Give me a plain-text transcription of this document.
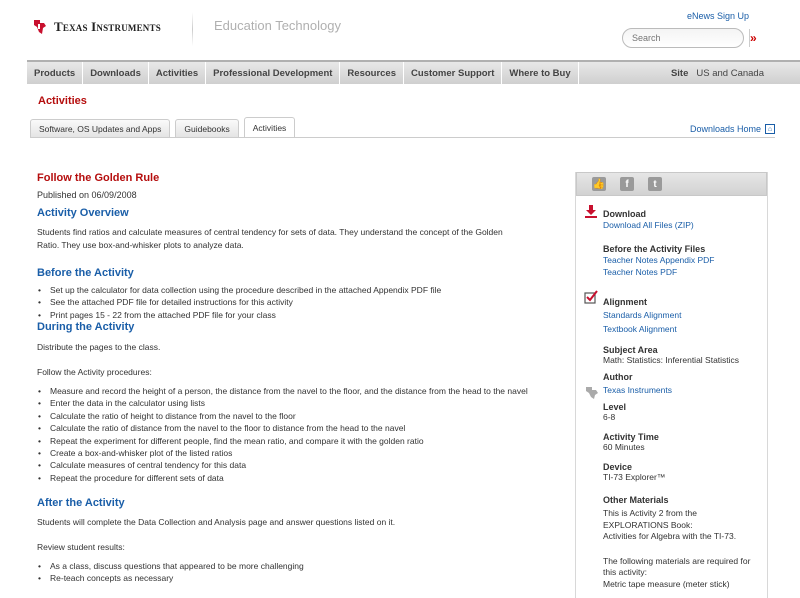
Texas Instruments	Education Technology
eNews Sign Up
Search
»
Products	Downloads	Activities	Professional Development	Resources	Customer Support	Where to Buy	Site US and Canada
Activities
Software, OS Updates and Apps	Guidebooks	Activities	Downloads Home ⌂
Follow the Golden Rule
Published on 06/09/2008
Activity Overview
Students find ratios and calculate measures of central tendency for sets of data. They understand the concept of the Golden Ratio. They use box-and-whisker plots to analyze data.
Before the Activity
• Set up the calculator for data collection using the procedure described in the attached Appendix PDF file
• See the attached PDF file for detailed instructions for this activity
• Print pages 15 - 22 from the attached PDF file for your class
During the Activity
Distribute the pages to the class.
Follow the Activity procedures:
• Measure and record the height of a person, the distance from the navel to the floor, and the distance from the head to the navel
• Enter the data in the calculator using lists
• Calculate the ratio of height to distance from the navel to the floor
• Calculate the ratio of distance from the navel to the floor to distance from the head to the navel
• Repeat the experiment for different people, find the mean ratio, and compare it with the golden ratio
• Create a box-and-whisker plot of the listed ratios
• Calculate measures of central tendency for this data
• Repeat the procedure for different sets of data
After the Activity
Students will complete the Data Collection and Analysis page and answer questions listed on it.
Review student results:
• As a class, discuss questions that appeared to be more challenging
• Re-teach concepts as necessary
👍	f	t
Download
Download All Files (ZIP)
Before the Activity Files
Teacher Notes Appendix PDF
Teacher Notes PDF
Alignment
Standards Alignment
Textbook Alignment
Subject Area
Math: Statistics: Inferential Statistics
Author
Texas Instruments
Level
6-8
Activity Time
60 Minutes
Device
TI-73 Explorer™
Other Materials
This is Activity 2 from the EXPLORATIONS Book:
Activities for Algebra with the TI-73.
The following materials are required for this activity:
Metric tape measure (meter stick)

⁂

(EXERCISE OBJECTIVE)
Each line with the string "different" in it needs to be found and copied.

(CORRECT OUTPUT)
• Repeat the experiment for different people, find the mean ratio, and compare it with the golden ratio
• Repeat the procedure for different sets of data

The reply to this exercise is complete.